- _WHAT TO WORK ON_
Search the data for the string "вона" and gather each line it is in.

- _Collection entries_
+ + + +

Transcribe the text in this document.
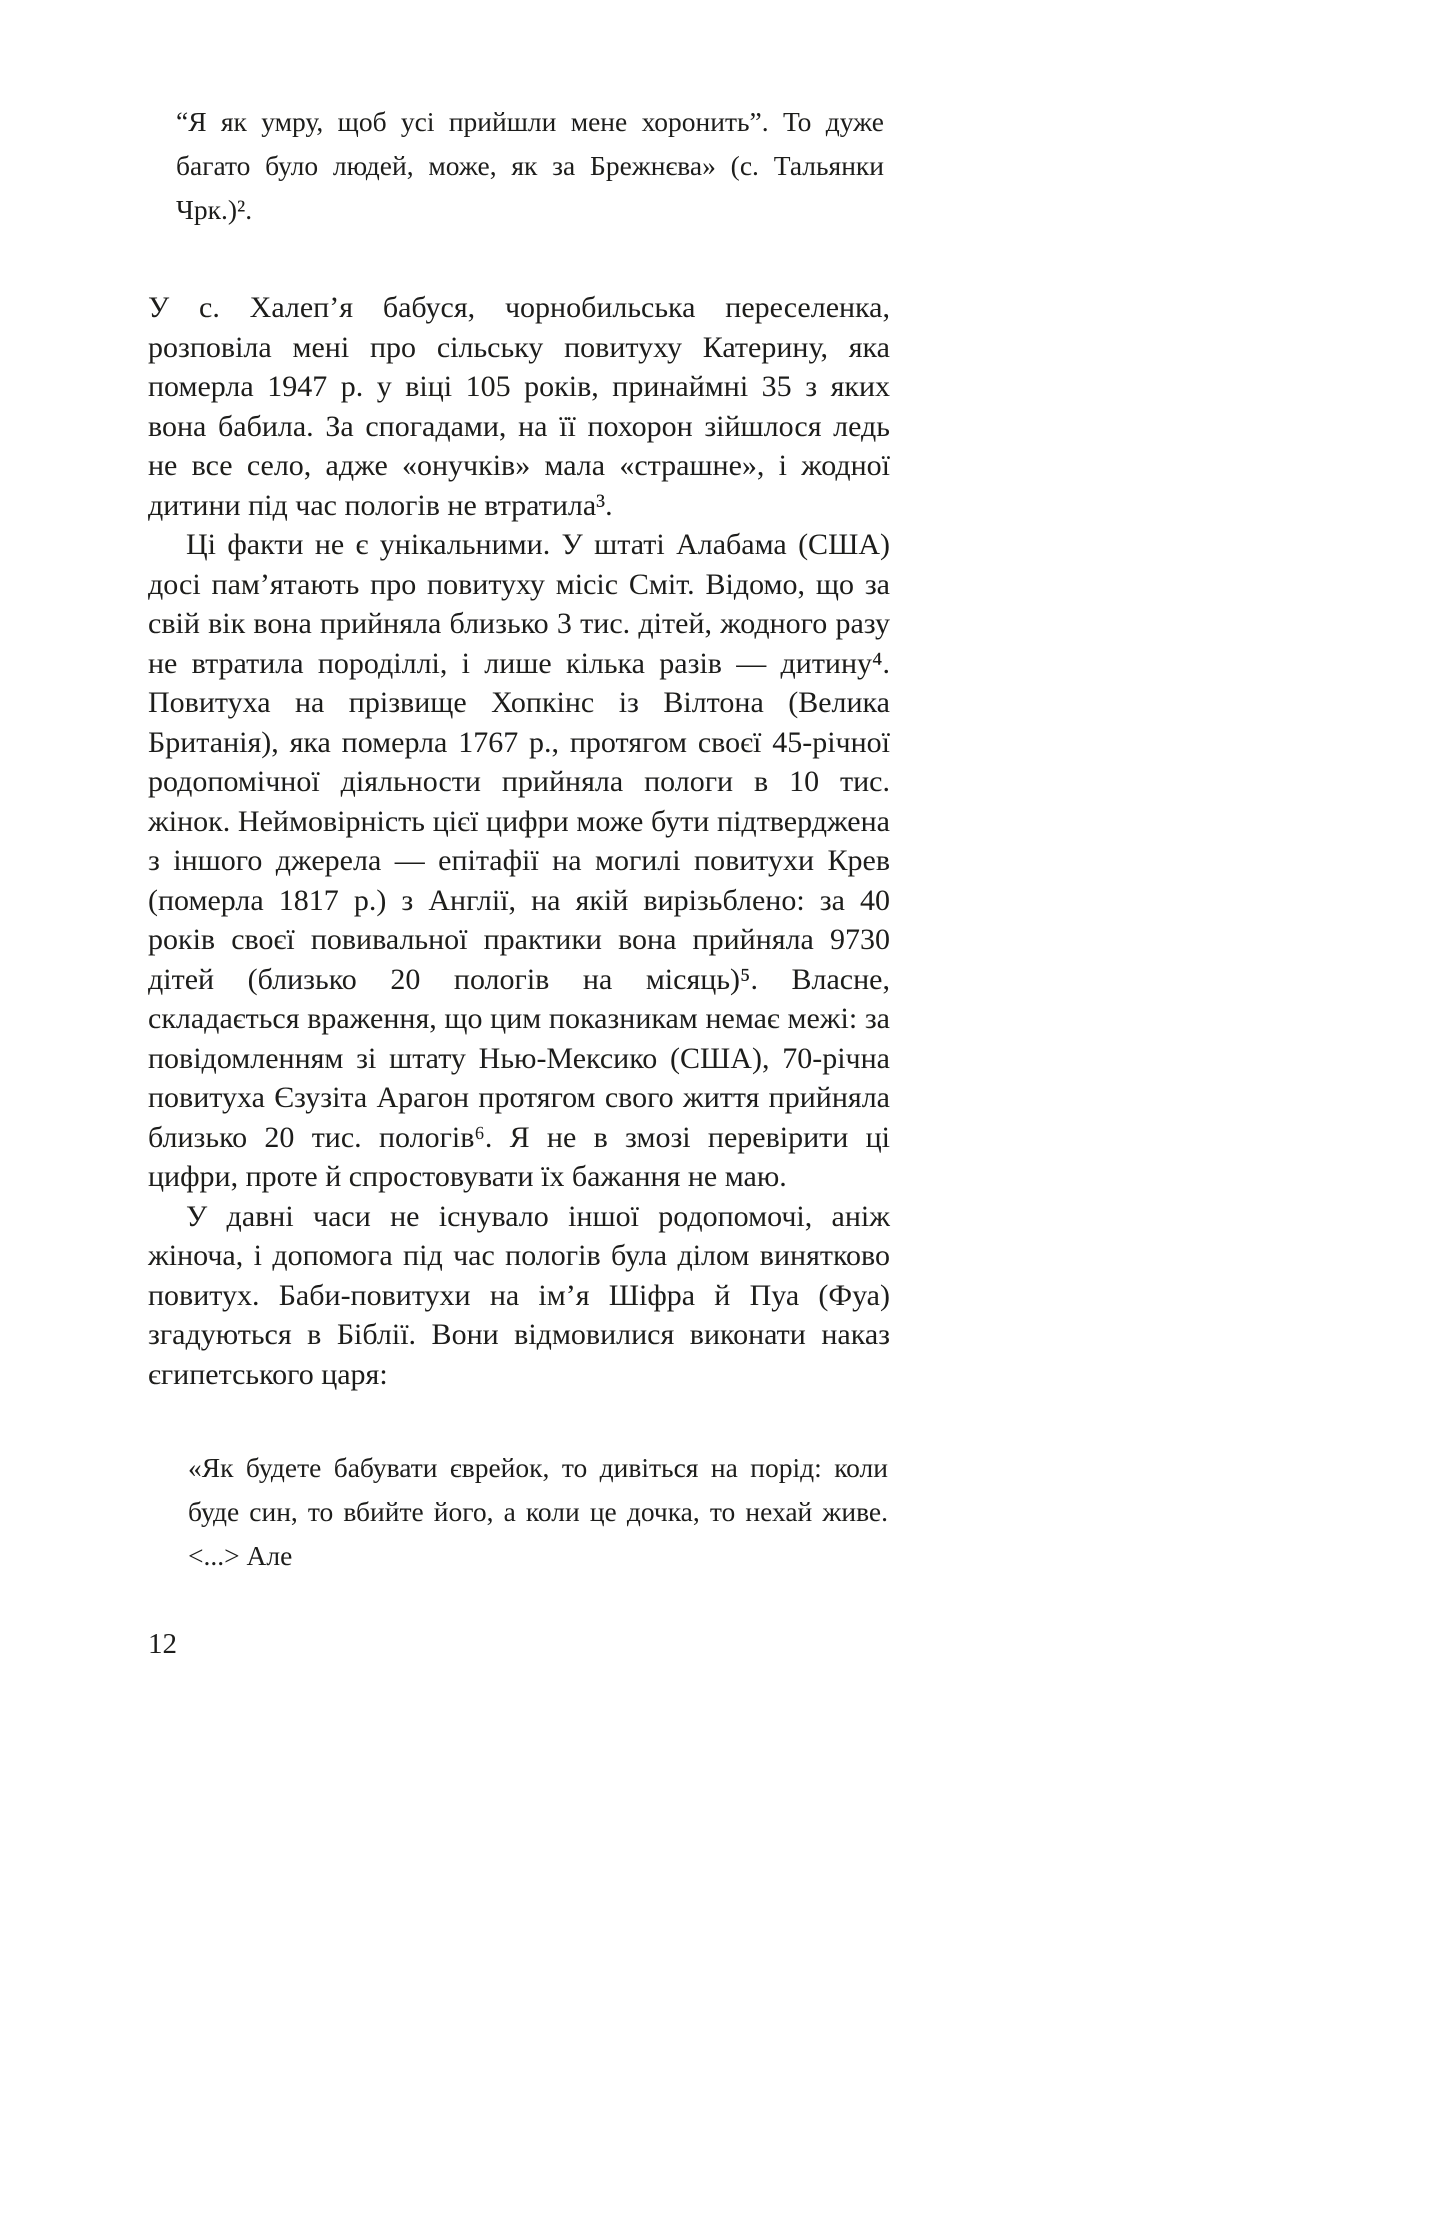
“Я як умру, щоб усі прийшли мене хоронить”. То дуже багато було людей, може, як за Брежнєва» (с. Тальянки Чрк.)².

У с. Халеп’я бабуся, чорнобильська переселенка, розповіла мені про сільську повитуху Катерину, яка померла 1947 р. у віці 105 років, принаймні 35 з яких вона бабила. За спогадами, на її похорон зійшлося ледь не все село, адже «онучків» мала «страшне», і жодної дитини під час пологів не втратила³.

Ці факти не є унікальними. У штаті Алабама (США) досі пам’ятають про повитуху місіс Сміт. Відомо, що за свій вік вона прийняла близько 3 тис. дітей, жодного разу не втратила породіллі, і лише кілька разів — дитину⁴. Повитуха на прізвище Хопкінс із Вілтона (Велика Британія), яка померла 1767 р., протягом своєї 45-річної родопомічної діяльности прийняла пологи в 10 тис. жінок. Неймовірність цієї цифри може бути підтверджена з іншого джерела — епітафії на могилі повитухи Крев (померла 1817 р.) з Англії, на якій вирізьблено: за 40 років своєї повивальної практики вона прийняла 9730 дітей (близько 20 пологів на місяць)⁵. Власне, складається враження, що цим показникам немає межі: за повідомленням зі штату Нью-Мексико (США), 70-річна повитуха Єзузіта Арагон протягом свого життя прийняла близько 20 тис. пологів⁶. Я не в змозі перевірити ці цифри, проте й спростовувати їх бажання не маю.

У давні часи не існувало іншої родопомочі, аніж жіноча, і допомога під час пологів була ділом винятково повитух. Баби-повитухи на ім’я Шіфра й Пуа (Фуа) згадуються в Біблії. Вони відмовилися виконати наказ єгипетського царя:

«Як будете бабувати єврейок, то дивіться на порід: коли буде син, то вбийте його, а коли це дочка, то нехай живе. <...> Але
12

+ + + +

- _THE COMPLETED TASK_
У с. Халеп’я бабуся, чорнобильська переселенка, розповіла мені про сільську повитуху Катерину, яка померла 1947 р. у віці 105 років, принаймні 35 з яких вона бабила. За спогадами, на її похорон зійшлося ледь не все село, адже «онучків» мала «страшне», і жодної дитини під час пологів не втратила³.
Ці факти не є унікальними. У штаті Алабама (США) досі пам’ятають про повитуху місіс Сміт. Відомо, що за свій вік вона прийняла близько 3 тис. дітей, жодного разу не втратила породіллі, і лише кілька разів — дитину⁴. Повитуха на прізвище Хопкінс із Вілтона (Велика Британія), яка померла 1767 р., протягом своєї 45-річної родопомічної діяльности прийняла пологи в 10 тис. жінок. Неймовірність цієї цифри може бути підтверджена з іншого джерела — епітафії на могилі повитухи Крев (померла 1817 р.) з Англії, на якій вирізьблено: за 40 років своєї повивальної практики вона прийняла 9730 дітей (близько 20 пологів на місяць)⁵. Власне, складається враження, що цим показникам немає межі: за повідомленням зі штату Нью-Мексико (США), 70-річна повитуха Єзузіта Арагон протягом свого життя прийняла близько 20 тис. пологів⁶. Я не в змозі перевірити ці цифри, проте й спростовувати їх бажання не маю.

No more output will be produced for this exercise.